• What the task asks:
Read the records and write them out again exactly.

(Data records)
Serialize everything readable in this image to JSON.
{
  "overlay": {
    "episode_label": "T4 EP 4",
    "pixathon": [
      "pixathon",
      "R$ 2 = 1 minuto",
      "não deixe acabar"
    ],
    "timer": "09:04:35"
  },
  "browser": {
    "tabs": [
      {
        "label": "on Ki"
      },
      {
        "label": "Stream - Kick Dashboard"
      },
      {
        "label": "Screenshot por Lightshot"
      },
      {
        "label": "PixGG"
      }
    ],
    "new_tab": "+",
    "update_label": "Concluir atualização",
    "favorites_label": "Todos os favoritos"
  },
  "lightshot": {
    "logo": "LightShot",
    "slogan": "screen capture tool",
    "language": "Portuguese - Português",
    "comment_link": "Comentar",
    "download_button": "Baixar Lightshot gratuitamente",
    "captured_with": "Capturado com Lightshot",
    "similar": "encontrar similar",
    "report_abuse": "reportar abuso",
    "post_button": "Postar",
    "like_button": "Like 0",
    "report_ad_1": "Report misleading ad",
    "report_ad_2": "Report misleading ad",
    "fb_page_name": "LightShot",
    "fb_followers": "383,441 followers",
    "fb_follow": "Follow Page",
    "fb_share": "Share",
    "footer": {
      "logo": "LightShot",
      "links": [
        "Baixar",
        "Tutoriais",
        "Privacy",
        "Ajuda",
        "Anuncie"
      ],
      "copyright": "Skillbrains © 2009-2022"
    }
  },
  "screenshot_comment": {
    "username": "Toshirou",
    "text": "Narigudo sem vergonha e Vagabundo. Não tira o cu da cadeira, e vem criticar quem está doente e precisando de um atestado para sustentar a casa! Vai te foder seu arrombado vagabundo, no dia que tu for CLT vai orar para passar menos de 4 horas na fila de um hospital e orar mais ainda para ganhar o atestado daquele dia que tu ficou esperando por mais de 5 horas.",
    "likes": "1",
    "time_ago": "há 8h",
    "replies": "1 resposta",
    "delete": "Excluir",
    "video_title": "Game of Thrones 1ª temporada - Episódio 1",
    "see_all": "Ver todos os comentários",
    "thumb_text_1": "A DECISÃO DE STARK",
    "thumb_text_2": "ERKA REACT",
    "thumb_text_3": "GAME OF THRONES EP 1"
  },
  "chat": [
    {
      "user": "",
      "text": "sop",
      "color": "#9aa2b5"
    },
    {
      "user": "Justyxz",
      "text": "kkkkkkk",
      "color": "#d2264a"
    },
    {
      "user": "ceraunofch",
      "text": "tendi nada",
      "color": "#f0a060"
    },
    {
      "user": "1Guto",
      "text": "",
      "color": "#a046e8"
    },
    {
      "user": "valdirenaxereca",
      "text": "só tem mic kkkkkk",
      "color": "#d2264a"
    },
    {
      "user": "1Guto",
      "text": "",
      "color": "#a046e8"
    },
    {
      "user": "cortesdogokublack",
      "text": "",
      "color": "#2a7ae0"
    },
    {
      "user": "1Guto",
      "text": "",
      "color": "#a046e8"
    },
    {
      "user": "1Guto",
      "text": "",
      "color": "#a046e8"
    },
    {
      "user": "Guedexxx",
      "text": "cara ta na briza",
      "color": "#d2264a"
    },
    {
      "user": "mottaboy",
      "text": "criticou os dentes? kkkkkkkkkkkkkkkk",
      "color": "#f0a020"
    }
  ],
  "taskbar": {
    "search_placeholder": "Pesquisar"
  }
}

• Result:
Serialize everything readable in this image to JSON.
{
  "overlay": {
    "episode_label": "T4 EP 4",
    "pixathon": [
      "pixathon",
      "R$ 2 = 1 minuto",
      "não deixe acabar"
    ],
    "timer": "09:04:35"
  },
  "browser": {
    "tabs": [
      {
        "label": "on Ki"
      },
      {
        "label": "Stream - Kick Dashboard"
      },
      {
        "label": "Screenshot por Lightshot"
      },
      {
        "label": "PixGG"
      }
    ],
    "new_tab": "+",
    "update_label": "Concluir atualização",
    "favorites_label": "Todos os favoritos"
  },
  "lightshot": {
    "logo": "LightShot",
    "slogan": "screen capture tool",
    "language": "Portuguese - Português",
    "comment_link": "Comentar",
    "download_button": "Baixar Lightshot gratuitamente",
    "captured_with": "Capturado com Lightshot",
    "similar": "encontrar similar",
    "report_abuse": "reportar abuso",
    "post_button": "Postar",
    "like_button": "Like 0",
    "report_ad_1": "Report misleading ad",
    "report_ad_2": "Report misleading ad",
    "fb_page_name": "LightShot",
    "fb_followers": "383,441 followers",
    "fb_follow": "Follow Page",
    "fb_share": "Share",
    "footer": {
      "logo": "LightShot",
      "links": [
        "Baixar",
        "Tutoriais",
        "Privacy",
        "Ajuda",
        "Anuncie"
      ],
      "copyright": "Skillbrains © 2009-2022"
    }
  },
  "screenshot_comment": {
    "username": "Toshirou",
    "text": "Narigudo sem vergonha e Vagabundo. Não tira o cu da cadeira, e vem criticar quem está doente e precisando de um atestado para sustentar a casa! Vai te foder seu arrombado vagabundo, no dia que tu for CLT vai orar para passar menos de 4 horas na fila de um hospital e orar mais ainda para ganhar o atestado daquele dia que tu ficou esperando por mais de 5 horas.",
    "likes": "1",
    "time_ago": "há 8h",
    "replies": "1 resposta",
    "delete": "Excluir",
    "video_title": "Game of Thrones 1ª temporada - Episódio 1",
    "see_all": "Ver todos os comentários",
    "thumb_text_1": "A DECISÃO DE STARK",
    "thumb_text_2": "ERKA REACT",
    "thumb_text_3": "GAME OF THRONES EP 1"
  },
  "chat": [
    {
      "user": "",
      "text": "sop",
      "color": "#9aa2b5"
    },
    {
      "user": "Justyxz",
      "text": "kkkkkkk",
      "color": "#d2264a"
    },
    {
      "user": "ceraunofch",
      "text": "tendi nada",
      "color": "#f0a060"
    },
    {
      "user": "1Guto",
      "text": "",
      "color": "#a046e8"
    },
    {
      "user": "valdirenaxereca",
      "text": "só tem mic kkkkkk",
      "color": "#d2264a"
    },
    {
      "user": "1Guto",
      "text": "",
      "color": "#a046e8"
    },
    {
      "user": "cortesdogokublack",
      "text": "",
      "color": "#2a7ae0"
    },
    {
      "user": "1Guto",
      "text": "",
      "color": "#a046e8"
    },
    {
      "user": "1Guto",
      "text": "",
      "color": "#a046e8"
    },
    {
      "user": "Guedexxx",
      "text": "cara ta na briza",
      "color": "#d2264a"
    },
    {
      "user": "mottaboy",
      "text": "criticou os dentes? kkkkkkkkkkkkkkkk",
      "color": "#f0a020"
    }
  ],
  "taskbar": {
    "search_placeholder": "Pesquisar"
  }
}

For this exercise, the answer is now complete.